SUMBER —

════

Judul Buku : Nefertiti (The Book of the Dead)
Penulis : Nick Drake (2006)
Penerjemah : Bima Sudiarto
Tebal : 600 hlm; 12,5 X 19 cm
Cetakan: 1, Februari 2007
Penerbit : Dastan Books
Bayang-bayang menyingkap seperti tirai, lalu kulihat dia.
Sang sempurna duduk di salah satu kursi. Mengenakan mahkota warna biru, memperlihatkan leher dan pundaknya nan jenjang dan indah. Membuat wajahnya semakin cantik.
Nama Nefertiti diterjemahkan sebagai wanita yang cantik (atau sempurna) telah datang. Sebagian namanya juga berarti manik-manik emas yang terjulur panjang (nefer) yang sering tergambar sedang dikenakannya. Siapa orang tua Nefertiti, tidak diketahui secara pasti. Dengan Amenhotep IV, Nefertiti melahirkan enam orang anak perempuan.
Pada
tahun ke-4 pemerintahannya, Amenhotep IV memulai penyembahan kepada
Aten, dewa matahari. Dia dan Nefertiti memproklamasikan diri sebagai
inkarnasi agung dan penyambung lidah Aten. Bersamaan dengan dimulainya
penyembahan dewa Aten, pembangunan sebuah ibu kota baru, Akhetaten -sekarang dikenal sebagai Amarna- dimulai. Pada tahun kelima pemerintahannya, Amenhotep IV secara resmi mengubah namanya menjadi
Akhenaten sebagai tanda penyembahan barunya terhadap Aten. Ibu kota
dipindahkan dari Thebes ke Akhetaten secara resmi pada tahun ke-7
pemerintahan Akhenaten (1343 BC) walaupun pembangunan kota tetap
dilanjutkan sampai tahun 1341 BC.

════

BAGIAN DAFTAR —
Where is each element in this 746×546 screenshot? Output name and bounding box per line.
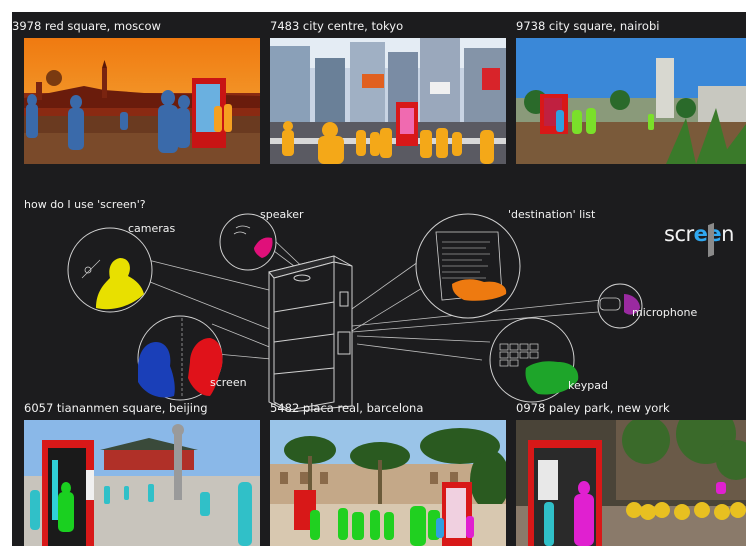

════

LATIHAN — Menurut sumber, pada tahun keberapa pemerintahannya Amenhotep IV secara resmi mengubah namanya menjadi Akhenaten? Daftar ini diambil dari sumber lain.

JAWABAN LATIHAN — Pada tahun kelima pemerintahannya.